● **What to work on**
Reproduce each line of the material exactly, minus any picture.

(Saved data entries)
• • • • • • •
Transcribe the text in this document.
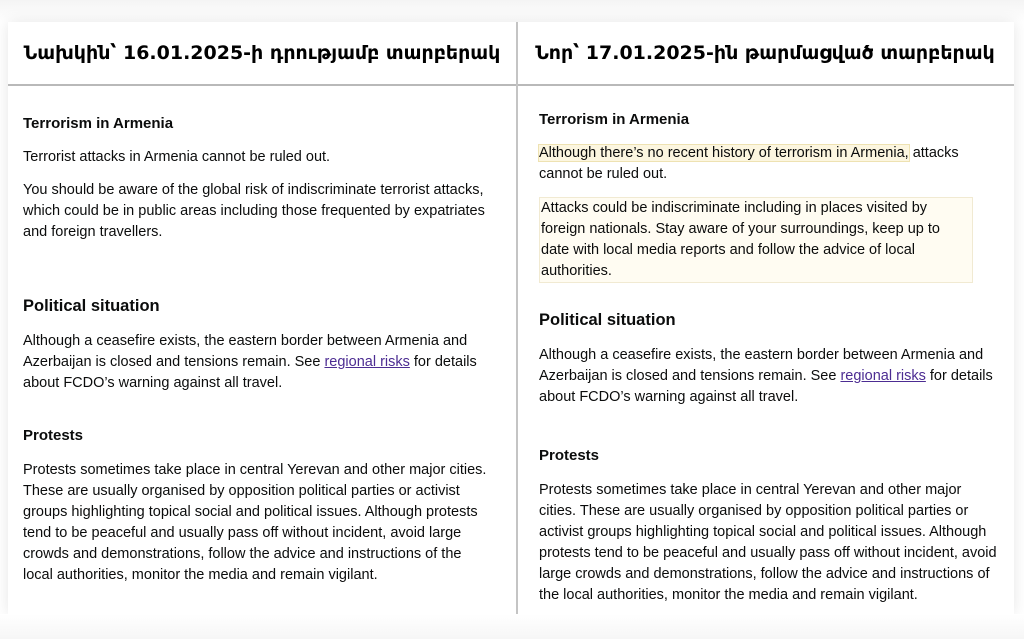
Նախկին՝ 16.01.2025-ի դրությամբ տարբերակ	Նոր՝ 17.01.2025-ին թարմացված տարբերակ
Terrorism in Armenia

Terrorist attacks in Armenia cannot be ruled out.

You should be aware of the global risk of indiscriminate terrorist attacks, which could be in public areas including those frequented by expatriates and foreign travellers.

Political situation

Although a ceasefire exists, the eastern border between Armenia and Azerbaijan is closed and tensions remain. See regional risks for details about FCDO’s warning against all travel.

Protests

Protests sometimes take place in central Yerevan and other major cities. These are usually organised by opposition political parties or activist groups highlighting topical social and political issues. Although protests tend to be peaceful and usually pass off without incident, avoid large crowds and demonstrations, follow the advice and instructions of the local authorities, monitor the media and remain vigilant.

Terrorism in Armenia

Although there’s no recent history of terrorism in Armenia, attacks cannot be ruled out.

Attacks could be indiscriminate including in places visited by foreign nationals. Stay aware of your surroundings, keep up to date with local media reports and follow the advice of local authorities.

Political situation

Although a ceasefire exists, the eastern border between Armenia and Azerbaijan is closed and tensions remain. See regional risks for details about FCDO’s warning against all travel.

Protests

Protests sometimes take place in central Yerevan and other major cities. These are usually organised by opposition political parties or activist groups highlighting topical social and political issues. Although protests tend to be peaceful and usually pass off without incident, avoid large crowds and demonstrations, follow the advice and instructions of the local authorities, monitor the media and remain vigilant.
• • • • • • •
● **Written answer**
Transcribe the text in this document.
Նախկին՝ 16.01.2025-ի դրությամբ տարբերակ	Նոր՝ 17.01.2025-ին թարմացված տարբերակ
Terrorism in Armenia

Terrorist attacks in Armenia cannot be ruled out.

You should be aware of the global risk of indiscriminate terrorist attacks, which could be in public areas including those frequented by expatriates and foreign travellers.

Political situation

Although a ceasefire exists, the eastern border between Armenia and Azerbaijan is closed and tensions remain. See regional risks for details about FCDO’s warning against all travel.

Protests

Protests sometimes take place in central Yerevan and other major cities. These are usually organised by opposition political parties or activist groups highlighting topical social and political issues. Although protests tend to be peaceful and usually pass off without incident, avoid large crowds and demonstrations, follow the advice and instructions of the local authorities, monitor the media and remain vigilant.

Terrorism in Armenia

Although there’s no recent history of terrorism in Armenia, attacks cannot be ruled out.

Attacks could be indiscriminate including in places visited by foreign nationals. Stay aware of your surroundings, keep up to date with local media reports and follow the advice of local authorities.

Political situation

Although a ceasefire exists, the eastern border between Armenia and Azerbaijan is closed and tensions remain. See regional risks for details about FCDO’s warning against all travel.

Protests

Protests sometimes take place in central Yerevan and other major cities. These are usually organised by opposition political parties or activist groups highlighting topical social and political issues. Although protests tend to be peaceful and usually pass off without incident, avoid large crowds and demonstrations, follow the advice and instructions of the local authorities, monitor the media and remain vigilant.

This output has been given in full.